Excerpt from a dataset

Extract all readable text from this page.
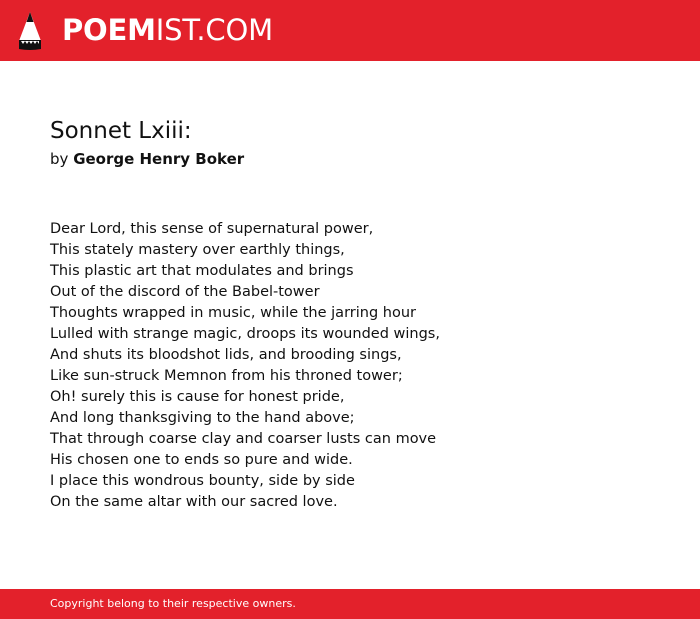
POEMIST.COM
Sonnet Lxiii:
by George Henry Boker
Dear Lord, this sense of supernatural power,
This stately mastery over earthly things,
This plastic art that modulates and brings
Out of the discord of the Babel-tower
Thoughts wrapped in music, while the jarring hour
Lulled with strange magic, droops its wounded wings,
And shuts its bloodshot lids, and brooding sings,
Like sun-struck Memnon from his throned tower;
Oh! surely this is cause for honest pride,
And long thanksgiving to the hand above;
That through coarse clay and coarser lusts can move
His chosen one to ends so pure and wide.
I place this wondrous bounty, side by side
On the same altar with our sacred love.
Copyright belong to their respective owners.
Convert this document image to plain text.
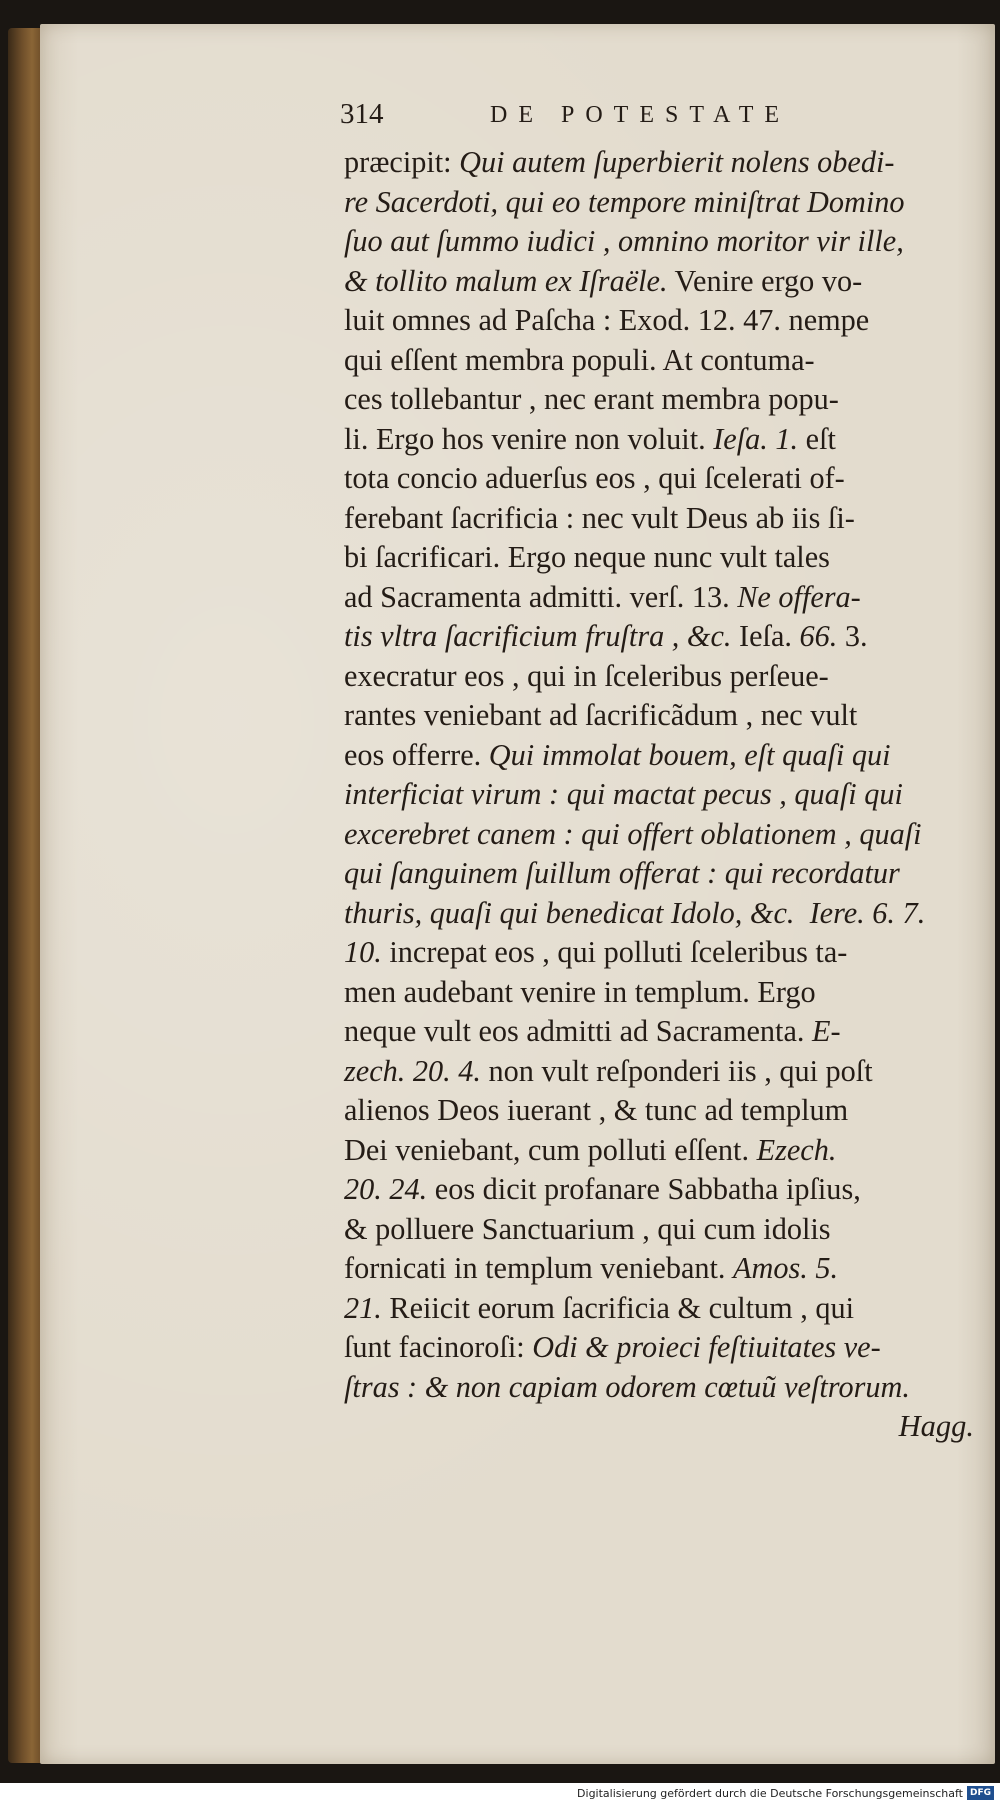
314	DE POTESTATE
præcipit: Qui autem ſuperbierit nolens obedi-
re Sacerdoti, qui eo tempore miniſtrat Domino
ſuo aut ſummo iudici , omnino moritor vir ille,
& tollito malum ex Iſraële. Venire ergo vo-
luit omnes ad Paſcha : Exod. 12. 47. nempe
qui eſſent membra populi. At contuma-
ces tollebantur , nec erant membra popu-
li. Ergo hos venire non voluit. Ieſa. 1. eſt
tota concio aduerſus eos , qui ſcelerati of-
ferebant ſacrificia : nec vult Deus ab iis ſi-
bi ſacrificari. Ergo neque nunc vult tales
ad Sacramenta admitti. verſ. 13. Ne offera-
tis vltra ſacrificium fruſtra , &c. Ieſa. 66. 3.
execratur eos , qui in ſceleribus perſeue-
rantes veniebant ad ſacrificãdum , nec vult
eos offerre. Qui immolat bouem, eſt quaſi qui
interficiat virum : qui mactat pecus , quaſi qui
excerebret canem : qui offert oblationem , quaſi
qui ſanguinem ſuillum offerat : qui recordatur
thuris, quaſi qui benedicat Idolo, &c.  Iere. 6. 7.
10. increpat eos , qui polluti ſceleribus ta-
men audebant venire in templum. Ergo
neque vult eos admitti ad Sacramenta. E-
zech. 20. 4. non vult reſponderi iis , qui poſt
alienos Deos iuerant , & tunc ad templum
Dei veniebant, cum polluti eſſent. Ezech.
20. 24. eos dicit profanare Sabbatha ipſius,
& polluere Sanctuarium , qui cum idolis
fornicati in templum veniebant. Amos. 5.
21. Reiicit eorum ſacrificia & cultum , qui
ſunt facinoroſi: Odi & proieci feſtiuitates ve-
ſtras : & non capiam odorem cœtuũ veſtrorum.
Hagg.
Digitalisierung gefördert durch die Deutsche Forschungsgemeinschaft DFG
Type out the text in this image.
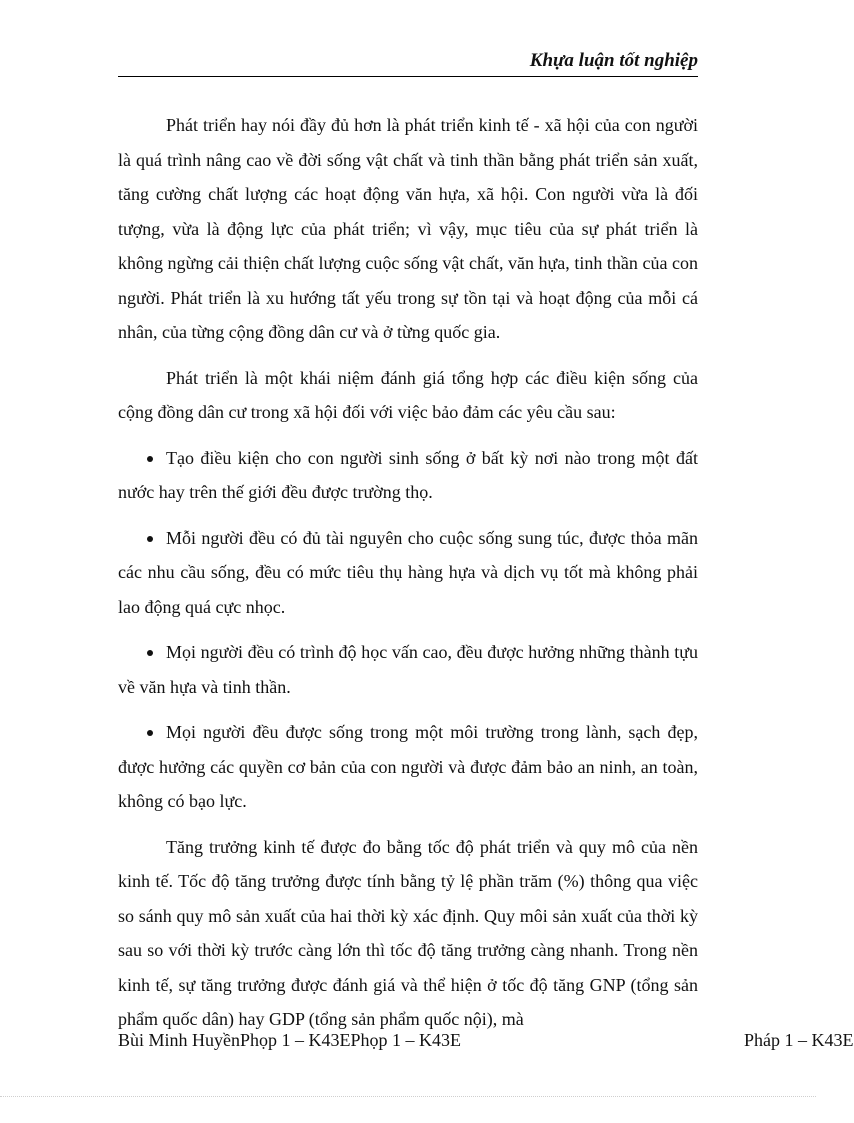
Khựa luận tốt nghiệp

Phát triển hay nói đầy đủ hơn là phát triển kinh tế - xã hội của con người là quá trình nâng cao về đời sống vật chất và tinh thần bằng phát triển sản xuất, tăng cường chất lượng các hoạt động văn hựa, xã hội. Con người vừa là đối tượng, vừa là động lực của phát triển; vì vậy, mục tiêu của sự phát triển là không ngừng cải thiện chất lượng cuộc sống vật chất, văn hựa, tinh thần của con người. Phát triển là xu hướng tất yếu trong sự tồn tại và hoạt động của mỗi cá nhân, của từng cộng đồng dân cư và ở từng quốc gia.

Phát triển là một khái niệm đánh giá tổng hợp các điều kiện sống của cộng đồng dân cư trong xã hội đối với việc bảo đảm các yêu cầu sau:

Tạo điều kiện cho con người sinh sống ở bất kỳ nơi nào trong một đất nước hay trên thế giới đều được trường thọ.

Mỗi người đều có đủ tài nguyên cho cuộc sống sung túc, được thỏa mãn các nhu cầu sống, đều có mức tiêu thụ hàng hựa và dịch vụ tốt mà không phải lao động quá cực nhọc.

Mọi người đều có trình độ học vấn cao, đều được hưởng những thành tựu về văn hựa và tinh thần.

Mọi người đều được sống trong một môi trường trong lành, sạch đẹp, được hưởng các quyền cơ bản của con người và được đảm bảo an ninh, an toàn, không có bạo lực.

Tăng trưởng kinh tế được đo bằng tốc độ phát triển và quy mô của nền kinh tế. Tốc độ tăng trưởng được tính bằng tỷ lệ phần trăm (%) thông qua việc so sánh quy mô sản xuất của hai thời kỳ xác định. Quy môi sản xuất của thời kỳ sau so với thời kỳ trước càng lớn thì tốc độ tăng trưởng càng nhanh. Trong nền kinh tế, sự tăng trưởng được đánh giá và thể hiện ở tốc độ tăng GNP (tổng sản phẩm quốc dân) hay GDP (tổng sản phẩm quốc nội), mà

Bùi Minh HuyềnPhọp 1 – K43EPhọp 1 – K43E	Pháp 1 – K43E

* What is needed *
All the lines above are to be given again exactly as they read, with the pictures removed.

* Answer to the task *
Extract all readable text from this page.
POEMIST.COM
Sonnet Lxiii:
by George Henry Boker
Dear Lord, this sense of supernatural power,
This stately mastery over earthly things,
This plastic art that modulates and brings
Out of the discord of the Babel-tower
Thoughts wrapped in music, while the jarring hour
Lulled with strange magic, droops its wounded wings,
And shuts its bloodshot lids, and brooding sings,
Like sun-struck Memnon from his throned tower;
Oh! surely this is cause for honest pride,
And long thanksgiving to the hand above;
That through coarse clay and coarser lusts can move
His chosen one to ends so pure and wide.
I place this wondrous bounty, side by side
On the same altar with our sacred love.
Copyright belong to their respective owners.
Convert this document image to plain text.
314	DE POTESTATE
præcipit: Qui autem ſuperbierit nolens obedi-
re Sacerdoti, qui eo tempore miniſtrat Domino
ſuo aut ſummo iudici , omnino moritor vir ille,
& tollito malum ex Iſraële. Venire ergo vo-
luit omnes ad Paſcha : Exod. 12. 47. nempe
qui eſſent membra populi. At contuma-
ces tollebantur , nec erant membra popu-
li. Ergo hos venire non voluit. Ieſa. 1. eſt
tota concio aduerſus eos , qui ſcelerati of-
ferebant ſacrificia : nec vult Deus ab iis ſi-
bi ſacrificari. Ergo neque nunc vult tales
ad Sacramenta admitti. verſ. 13. Ne offera-
tis vltra ſacrificium fruſtra , &c. Ieſa. 66. 3.
execratur eos , qui in ſceleribus perſeue-
rantes veniebant ad ſacrificãdum , nec vult
eos offerre. Qui immolat bouem, eſt quaſi qui
interficiat virum : qui mactat pecus , quaſi qui
excerebret canem : qui offert oblationem , quaſi
qui ſanguinem ſuillum offerat : qui recordatur
thuris, quaſi qui benedicat Idolo, &c.  Iere. 6. 7.
10. increpat eos , qui polluti ſceleribus ta-
men audebant venire in templum. Ergo
neque vult eos admitti ad Sacramenta. E-
zech. 20. 4. non vult reſponderi iis , qui poſt
alienos Deos iuerant , & tunc ad templum
Dei veniebant, cum polluti eſſent. Ezech.
20. 24. eos dicit profanare Sabbatha ipſius,
& polluere Sanctuarium , qui cum idolis
fornicati in templum veniebant. Amos. 5.
21. Reiicit eorum ſacrificia & cultum , qui
ſunt facinoroſi: Odi & proieci feſtiuitates ve-
ſtras : & non capiam odorem cœtuũ veſtrorum.
Hagg.
Digitalisierung gefördert durch die Deutsche Forschungsgemeinschaft DFG
Type out the text in this image.
Khựa luận tốt nghiệp

Phát triển hay nói đầy đủ hơn là phát triển kinh tế - xã hội của con người là quá trình nâng cao về đời sống vật chất và tinh thần bằng phát triển sản xuất, tăng cường chất lượng các hoạt động văn hựa, xã hội. Con người vừa là đối tượng, vừa là động lực của phát triển; vì vậy, mục tiêu của sự phát triển là không ngừng cải thiện chất lượng cuộc sống vật chất, văn hựa, tinh thần của con người. Phát triển là xu hướng tất yếu trong sự tồn tại và hoạt động của mỗi cá nhân, của từng cộng đồng dân cư và ở từng quốc gia.

Phát triển là một khái niệm đánh giá tổng hợp các điều kiện sống của cộng đồng dân cư trong xã hội đối với việc bảo đảm các yêu cầu sau:

Tạo điều kiện cho con người sinh sống ở bất kỳ nơi nào trong một đất nước hay trên thế giới đều được trường thọ.

Mỗi người đều có đủ tài nguyên cho cuộc sống sung túc, được thỏa mãn các nhu cầu sống, đều có mức tiêu thụ hàng hựa và dịch vụ tốt mà không phải lao động quá cực nhọc.

Mọi người đều có trình độ học vấn cao, đều được hưởng những thành tựu về văn hựa và tinh thần.

Mọi người đều được sống trong một môi trường trong lành, sạch đẹp, được hưởng các quyền cơ bản của con người và được đảm bảo an ninh, an toàn, không có bạo lực.

Tăng trưởng kinh tế được đo bằng tốc độ phát triển và quy mô của nền kinh tế. Tốc độ tăng trưởng được tính bằng tỷ lệ phần trăm (%) thông qua việc so sánh quy mô sản xuất của hai thời kỳ xác định. Quy môi sản xuất của thời kỳ sau so với thời kỳ trước càng lớn thì tốc độ tăng trưởng càng nhanh. Trong nền kinh tế, sự tăng trưởng được đánh giá và thể hiện ở tốc độ tăng GNP (tổng sản phẩm quốc dân) hay GDP (tổng sản phẩm quốc nội), mà

Bùi Minh HuyềnPhọp 1 – K43EPhọp 1 – K43E	Pháp 1 – K43E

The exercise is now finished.